What is required.
Lift out each line of the data that holds "huolehtii".

═══ Recorded data

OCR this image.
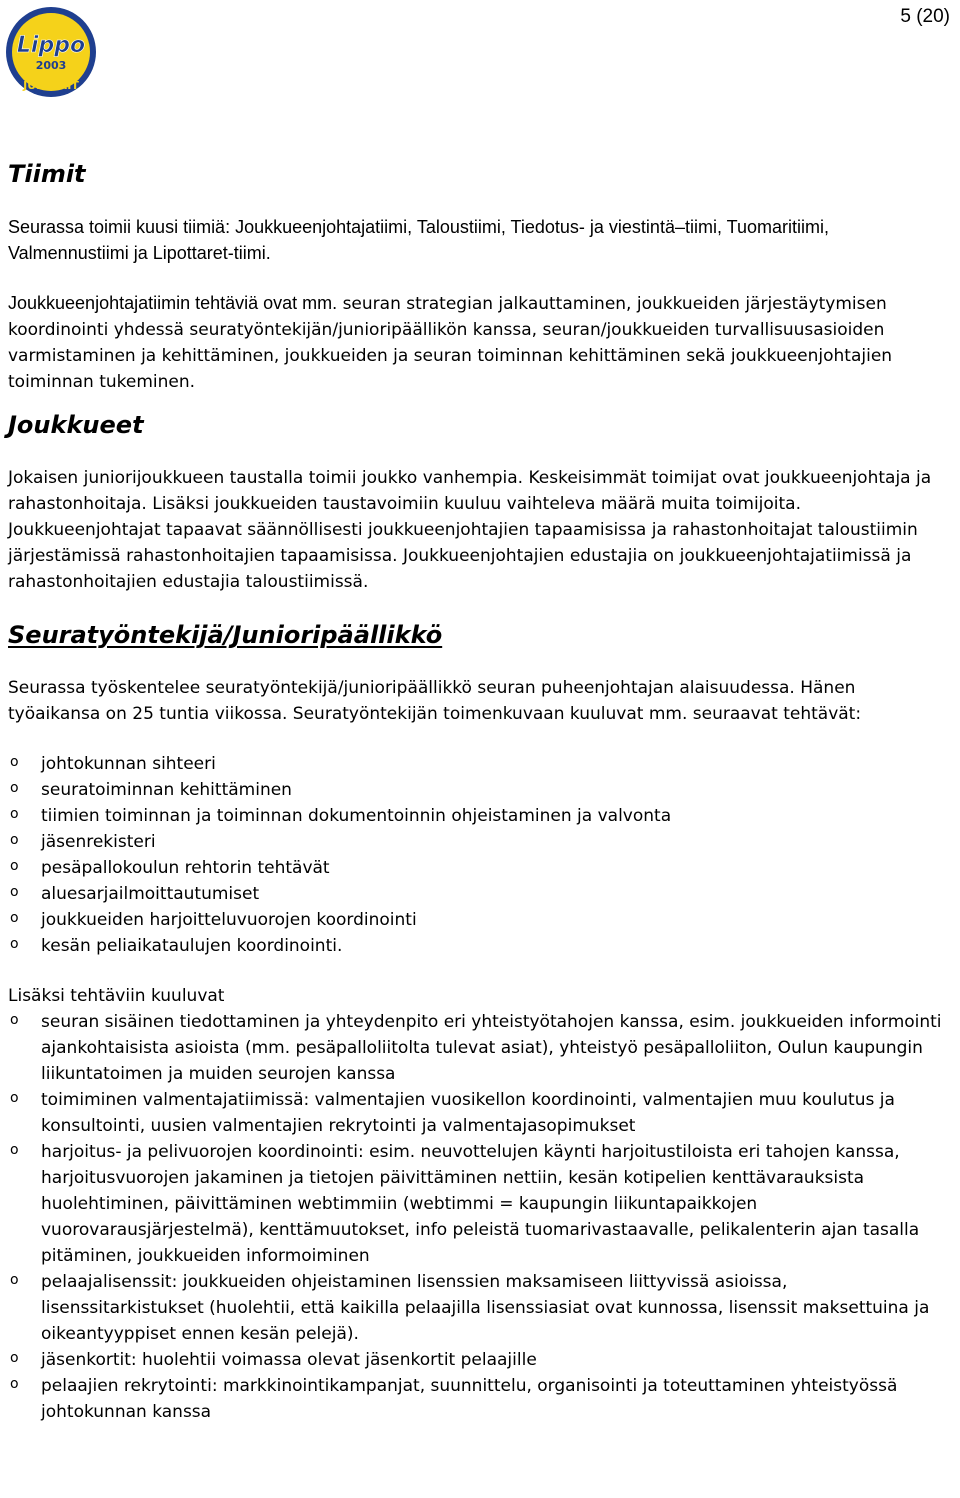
5 (20)
Lippo
2003
JUNIORIT
Tiimit

Seurassa toimii kuusi tiimiä: Joukkueenjohtajatiimi, Taloustiimi, Tiedotus- ja viestintä–tiimi, Tuomaritiimi, Valmennustiimi ja Lipottaret-tiimi.

Joukkueenjohtajatiimin tehtäviä ovat mm. seuran strategian jalkauttaminen, joukkueiden järjestäytymisen koordinointi yhdessä seuratyöntekijän/junioripäällikön kanssa, seuran/joukkueiden turvallisuusasioiden varmistaminen ja kehittäminen, joukkueiden ja seuran toiminnan kehittäminen sekä joukkueenjohtajien toiminnan tukeminen.

Joukkueet

Jokaisen juniorijoukkueen taustalla toimii joukko vanhempia. Keskeisimmät toimijat ovat joukkueenjohtaja ja rahastonhoitaja. Lisäksi joukkueiden taustavoimiin kuuluu vaihteleva määrä muita toimijoita. Joukkueenjohtajat tapaavat säännöllisesti joukkueenjohtajien tapaamisissa ja rahastonhoitajat taloustiimin järjestämissä rahastonhoitajien tapaamisissa. Joukkueenjohtajien edustajia on joukkueenjohtajatiimissä ja rahastonhoitajien edustajia taloustiimissä.

Seuratyöntekijä/Junioripäällikkö

Seurassa työskentelee seuratyöntekijä/junioripäällikkö seuran puheenjohtajan alaisuudessa. Hänen työaikansa on 25 tuntia viikossa. Seuratyöntekijän toimenkuvaan kuuluvat mm. seuraavat tehtävät:

o johtokunnan sihteeri
o seuratoiminnan kehittäminen
o tiimien toiminnan ja toiminnan dokumentoinnin ohjeistaminen ja valvonta
o jäsenrekisteri
o pesäpallokoulun rehtorin tehtävät
o aluesarjailmoittautumiset
o joukkueiden harjoitteluvuorojen koordinointi
o kesän peliaikataulujen koordinointi.

Lisäksi tehtäviin kuuluvat

o seuran sisäinen tiedottaminen ja yhteydenpito eri yhteistyötahojen kanssa, esim. joukkueiden informointi ajankohtaisista asioista (mm. pesäpalloliitolta tulevat asiat), yhteistyö pesäpalloliiton, Oulun kaupungin liikuntatoimen ja muiden seurojen kanssa
o toimiminen valmentajatiimissä: valmentajien vuosikellon koordinointi, valmentajien muu koulutus ja konsultointi, uusien valmentajien rekrytointi ja valmentajasopimukset
o harjoitus- ja pelivuorojen koordinointi: esim. neuvottelujen käynti harjoitustiloista eri tahojen kanssa, harjoitusvuorojen jakaminen ja tietojen päivittäminen nettiin, kesän kotipelien kenttävarauksista huolehtiminen, päivittäminen webtimmiin (webtimmi = kaupungin liikuntapaikkojen vuorovarausjärjestelmä), kenttämuutokset, info peleistä tuomarivastaavalle, pelikalenterin ajan tasalla pitäminen, joukkueiden informoiminen
o pelaajalisenssit: joukkueiden ohjeistaminen lisenssien maksamiseen liittyvissä asioissa, lisenssitarkistukset (huolehtii, että kaikilla pelaajilla lisenssiasiat ovat kunnossa, lisenssit maksettuina ja oikeantyyppiset ennen kesän pelejä).
o jäsenkortit: huolehtii voimassa olevat jäsenkortit pelaajille
o pelaajien rekrytointi: markkinointikampanjat, suunnittelu, organisointi ja toteuttaminen yhteistyössä johtokunnan kanssa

══════

Final answer.
o pelaajalisenssit: joukkueiden ohjeistaminen lisenssien maksamiseen liittyvissä asioissa, lisenssitarkistukset (huolehtii, että kaikilla pelaajilla lisenssiasiat ovat kunnossa, lisenssit maksettuina ja oikeantyyppiset ennen kesän pelejä).
o jäsenkortit: huolehtii voimassa olevat jäsenkortit pelaajille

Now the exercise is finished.